#### GIVEN PROBLEM
In the entries below, how many lines hold the string "unique"? Give only the number.

#### SOURCE DATA

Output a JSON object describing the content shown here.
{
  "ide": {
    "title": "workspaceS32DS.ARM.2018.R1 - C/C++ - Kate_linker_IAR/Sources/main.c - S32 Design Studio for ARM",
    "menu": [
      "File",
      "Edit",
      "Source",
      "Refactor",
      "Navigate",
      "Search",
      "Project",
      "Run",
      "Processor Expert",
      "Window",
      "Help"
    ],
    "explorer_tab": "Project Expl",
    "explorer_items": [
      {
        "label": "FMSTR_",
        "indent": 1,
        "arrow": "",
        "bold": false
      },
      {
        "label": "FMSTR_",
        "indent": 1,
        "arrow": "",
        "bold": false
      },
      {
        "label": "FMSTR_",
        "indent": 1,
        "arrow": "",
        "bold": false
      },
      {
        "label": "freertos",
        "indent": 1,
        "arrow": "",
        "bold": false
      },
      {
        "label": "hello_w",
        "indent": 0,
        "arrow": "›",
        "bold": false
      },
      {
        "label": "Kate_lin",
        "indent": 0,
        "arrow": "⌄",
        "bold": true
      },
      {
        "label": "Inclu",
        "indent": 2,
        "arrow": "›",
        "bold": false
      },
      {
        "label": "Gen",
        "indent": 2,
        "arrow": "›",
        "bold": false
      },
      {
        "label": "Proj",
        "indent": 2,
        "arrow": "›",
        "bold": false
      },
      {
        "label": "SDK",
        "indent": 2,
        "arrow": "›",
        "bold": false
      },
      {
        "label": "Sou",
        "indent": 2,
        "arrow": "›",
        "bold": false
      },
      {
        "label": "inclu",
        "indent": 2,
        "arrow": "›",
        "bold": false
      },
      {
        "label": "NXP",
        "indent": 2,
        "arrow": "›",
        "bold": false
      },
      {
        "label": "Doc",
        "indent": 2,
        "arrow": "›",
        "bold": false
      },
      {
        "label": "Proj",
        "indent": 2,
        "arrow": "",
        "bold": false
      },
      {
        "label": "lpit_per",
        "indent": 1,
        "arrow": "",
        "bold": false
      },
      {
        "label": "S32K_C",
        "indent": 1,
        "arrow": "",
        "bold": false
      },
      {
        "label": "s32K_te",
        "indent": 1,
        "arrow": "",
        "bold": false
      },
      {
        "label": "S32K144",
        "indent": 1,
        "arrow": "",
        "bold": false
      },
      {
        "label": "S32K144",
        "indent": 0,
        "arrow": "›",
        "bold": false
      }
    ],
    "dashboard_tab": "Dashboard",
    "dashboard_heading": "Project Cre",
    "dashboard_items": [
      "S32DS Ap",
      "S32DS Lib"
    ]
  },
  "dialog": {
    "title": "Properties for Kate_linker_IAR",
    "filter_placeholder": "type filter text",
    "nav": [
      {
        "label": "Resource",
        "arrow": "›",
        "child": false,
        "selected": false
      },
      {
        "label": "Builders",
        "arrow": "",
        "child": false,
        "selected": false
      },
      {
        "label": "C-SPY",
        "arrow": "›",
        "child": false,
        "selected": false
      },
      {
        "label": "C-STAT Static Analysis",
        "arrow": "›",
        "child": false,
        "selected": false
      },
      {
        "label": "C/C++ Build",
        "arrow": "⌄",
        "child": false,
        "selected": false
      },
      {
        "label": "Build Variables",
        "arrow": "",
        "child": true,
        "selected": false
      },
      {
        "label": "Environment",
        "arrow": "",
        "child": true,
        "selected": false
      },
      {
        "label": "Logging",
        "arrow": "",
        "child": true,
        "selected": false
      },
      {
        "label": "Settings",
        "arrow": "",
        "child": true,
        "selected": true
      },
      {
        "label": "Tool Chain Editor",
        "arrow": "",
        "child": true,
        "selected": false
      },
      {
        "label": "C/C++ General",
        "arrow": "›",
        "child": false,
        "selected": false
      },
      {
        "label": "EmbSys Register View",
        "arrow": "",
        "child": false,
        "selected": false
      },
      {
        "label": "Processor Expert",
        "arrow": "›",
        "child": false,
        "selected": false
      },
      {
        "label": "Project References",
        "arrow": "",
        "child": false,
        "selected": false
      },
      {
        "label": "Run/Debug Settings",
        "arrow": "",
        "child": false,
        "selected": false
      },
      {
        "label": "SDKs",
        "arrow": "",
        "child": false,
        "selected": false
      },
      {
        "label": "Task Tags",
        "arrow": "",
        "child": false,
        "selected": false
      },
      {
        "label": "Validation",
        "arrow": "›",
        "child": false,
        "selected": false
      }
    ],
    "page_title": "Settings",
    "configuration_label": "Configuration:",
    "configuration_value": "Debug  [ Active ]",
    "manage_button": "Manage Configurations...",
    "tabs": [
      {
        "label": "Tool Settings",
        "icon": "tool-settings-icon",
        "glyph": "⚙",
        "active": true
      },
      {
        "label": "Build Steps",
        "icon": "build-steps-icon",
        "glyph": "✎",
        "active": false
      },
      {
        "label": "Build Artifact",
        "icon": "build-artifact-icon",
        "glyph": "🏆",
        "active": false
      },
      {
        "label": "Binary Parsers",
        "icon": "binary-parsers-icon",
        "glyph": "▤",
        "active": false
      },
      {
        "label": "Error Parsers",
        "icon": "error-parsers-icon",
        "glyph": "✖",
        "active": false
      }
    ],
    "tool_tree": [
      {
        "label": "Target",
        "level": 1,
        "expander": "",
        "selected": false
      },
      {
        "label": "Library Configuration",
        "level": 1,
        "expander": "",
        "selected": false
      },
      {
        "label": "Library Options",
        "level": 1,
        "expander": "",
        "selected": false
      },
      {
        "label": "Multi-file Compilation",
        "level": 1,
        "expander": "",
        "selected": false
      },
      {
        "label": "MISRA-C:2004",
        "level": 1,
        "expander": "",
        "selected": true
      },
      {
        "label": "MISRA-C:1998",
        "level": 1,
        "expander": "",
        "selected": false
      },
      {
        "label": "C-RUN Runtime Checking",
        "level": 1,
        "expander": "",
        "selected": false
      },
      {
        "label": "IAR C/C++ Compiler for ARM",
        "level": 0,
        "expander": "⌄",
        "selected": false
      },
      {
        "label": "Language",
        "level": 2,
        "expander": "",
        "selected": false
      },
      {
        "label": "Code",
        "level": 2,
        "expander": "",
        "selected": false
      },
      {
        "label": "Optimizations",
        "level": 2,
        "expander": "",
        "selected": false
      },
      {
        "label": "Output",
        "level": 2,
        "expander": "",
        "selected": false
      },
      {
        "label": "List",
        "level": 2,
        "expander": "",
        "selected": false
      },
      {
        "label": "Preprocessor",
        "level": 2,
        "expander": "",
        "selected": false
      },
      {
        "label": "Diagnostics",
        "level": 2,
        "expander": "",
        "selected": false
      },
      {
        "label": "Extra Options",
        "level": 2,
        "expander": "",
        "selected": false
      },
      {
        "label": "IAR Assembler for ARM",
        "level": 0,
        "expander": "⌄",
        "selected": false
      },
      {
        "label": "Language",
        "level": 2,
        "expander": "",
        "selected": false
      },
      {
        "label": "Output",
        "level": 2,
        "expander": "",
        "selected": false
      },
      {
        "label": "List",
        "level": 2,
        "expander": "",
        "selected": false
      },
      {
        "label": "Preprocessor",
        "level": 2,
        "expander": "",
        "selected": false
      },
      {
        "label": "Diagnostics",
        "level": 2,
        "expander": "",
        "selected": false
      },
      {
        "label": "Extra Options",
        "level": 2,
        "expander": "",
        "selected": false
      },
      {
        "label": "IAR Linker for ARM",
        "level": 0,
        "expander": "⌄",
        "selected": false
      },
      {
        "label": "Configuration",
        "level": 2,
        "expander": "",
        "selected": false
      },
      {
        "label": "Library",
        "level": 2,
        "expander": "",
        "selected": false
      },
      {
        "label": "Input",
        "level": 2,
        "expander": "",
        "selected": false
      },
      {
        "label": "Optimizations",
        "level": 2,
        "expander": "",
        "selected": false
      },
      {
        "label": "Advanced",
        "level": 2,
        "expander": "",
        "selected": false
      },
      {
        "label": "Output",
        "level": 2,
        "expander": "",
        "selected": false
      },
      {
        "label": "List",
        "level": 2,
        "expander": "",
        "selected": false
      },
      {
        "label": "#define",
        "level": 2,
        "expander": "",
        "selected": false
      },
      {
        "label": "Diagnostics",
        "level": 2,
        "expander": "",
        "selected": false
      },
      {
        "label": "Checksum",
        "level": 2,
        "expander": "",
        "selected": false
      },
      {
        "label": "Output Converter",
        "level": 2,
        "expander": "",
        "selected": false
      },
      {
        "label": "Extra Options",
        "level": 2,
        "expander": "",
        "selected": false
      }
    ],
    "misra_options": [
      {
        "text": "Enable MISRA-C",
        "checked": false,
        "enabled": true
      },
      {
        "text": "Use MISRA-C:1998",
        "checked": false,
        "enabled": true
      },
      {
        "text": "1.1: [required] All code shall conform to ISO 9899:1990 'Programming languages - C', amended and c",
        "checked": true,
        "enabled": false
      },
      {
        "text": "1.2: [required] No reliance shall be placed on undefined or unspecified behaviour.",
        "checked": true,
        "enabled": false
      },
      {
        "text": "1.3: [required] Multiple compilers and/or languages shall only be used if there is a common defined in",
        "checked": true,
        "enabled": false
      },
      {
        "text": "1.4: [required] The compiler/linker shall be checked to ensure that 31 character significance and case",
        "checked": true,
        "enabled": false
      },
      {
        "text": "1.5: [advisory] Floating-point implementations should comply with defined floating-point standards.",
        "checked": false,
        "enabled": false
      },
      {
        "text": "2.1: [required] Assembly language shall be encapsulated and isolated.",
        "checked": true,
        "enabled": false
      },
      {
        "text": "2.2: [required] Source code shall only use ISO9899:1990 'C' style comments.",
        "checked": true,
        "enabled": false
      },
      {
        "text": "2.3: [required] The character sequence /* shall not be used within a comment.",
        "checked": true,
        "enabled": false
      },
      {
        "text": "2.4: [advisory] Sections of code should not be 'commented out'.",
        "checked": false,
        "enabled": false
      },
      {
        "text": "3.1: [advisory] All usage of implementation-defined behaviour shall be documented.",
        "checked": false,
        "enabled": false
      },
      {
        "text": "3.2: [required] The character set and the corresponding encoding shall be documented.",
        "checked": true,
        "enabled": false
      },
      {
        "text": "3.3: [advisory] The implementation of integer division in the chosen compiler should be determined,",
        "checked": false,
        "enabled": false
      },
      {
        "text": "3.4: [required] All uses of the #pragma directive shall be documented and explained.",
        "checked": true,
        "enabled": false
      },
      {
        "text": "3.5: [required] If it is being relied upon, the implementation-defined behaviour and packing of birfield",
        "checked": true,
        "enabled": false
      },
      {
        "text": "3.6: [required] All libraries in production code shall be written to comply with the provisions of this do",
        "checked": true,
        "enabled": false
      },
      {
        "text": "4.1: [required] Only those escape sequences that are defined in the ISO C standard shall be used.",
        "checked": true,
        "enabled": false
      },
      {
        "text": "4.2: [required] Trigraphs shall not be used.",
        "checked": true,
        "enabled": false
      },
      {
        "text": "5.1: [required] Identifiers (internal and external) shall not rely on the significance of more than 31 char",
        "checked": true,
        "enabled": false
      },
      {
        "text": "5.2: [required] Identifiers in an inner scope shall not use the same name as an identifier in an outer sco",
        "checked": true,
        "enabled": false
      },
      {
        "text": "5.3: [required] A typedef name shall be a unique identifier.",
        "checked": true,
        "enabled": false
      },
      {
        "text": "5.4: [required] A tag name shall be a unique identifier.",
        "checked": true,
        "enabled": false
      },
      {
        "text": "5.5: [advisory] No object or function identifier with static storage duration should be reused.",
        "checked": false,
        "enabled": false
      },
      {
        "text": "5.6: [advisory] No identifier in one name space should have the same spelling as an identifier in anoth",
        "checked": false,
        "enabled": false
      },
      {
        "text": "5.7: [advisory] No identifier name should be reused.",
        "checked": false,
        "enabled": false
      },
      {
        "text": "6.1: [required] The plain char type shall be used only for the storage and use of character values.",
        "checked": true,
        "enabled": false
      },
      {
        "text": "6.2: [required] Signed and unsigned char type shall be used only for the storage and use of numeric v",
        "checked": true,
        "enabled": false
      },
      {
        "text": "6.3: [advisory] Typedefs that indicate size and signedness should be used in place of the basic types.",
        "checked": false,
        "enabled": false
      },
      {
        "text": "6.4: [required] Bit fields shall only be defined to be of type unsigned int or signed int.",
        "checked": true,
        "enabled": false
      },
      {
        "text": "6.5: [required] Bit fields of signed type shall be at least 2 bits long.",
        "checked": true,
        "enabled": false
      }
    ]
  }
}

#### SOLUTION BELOW
2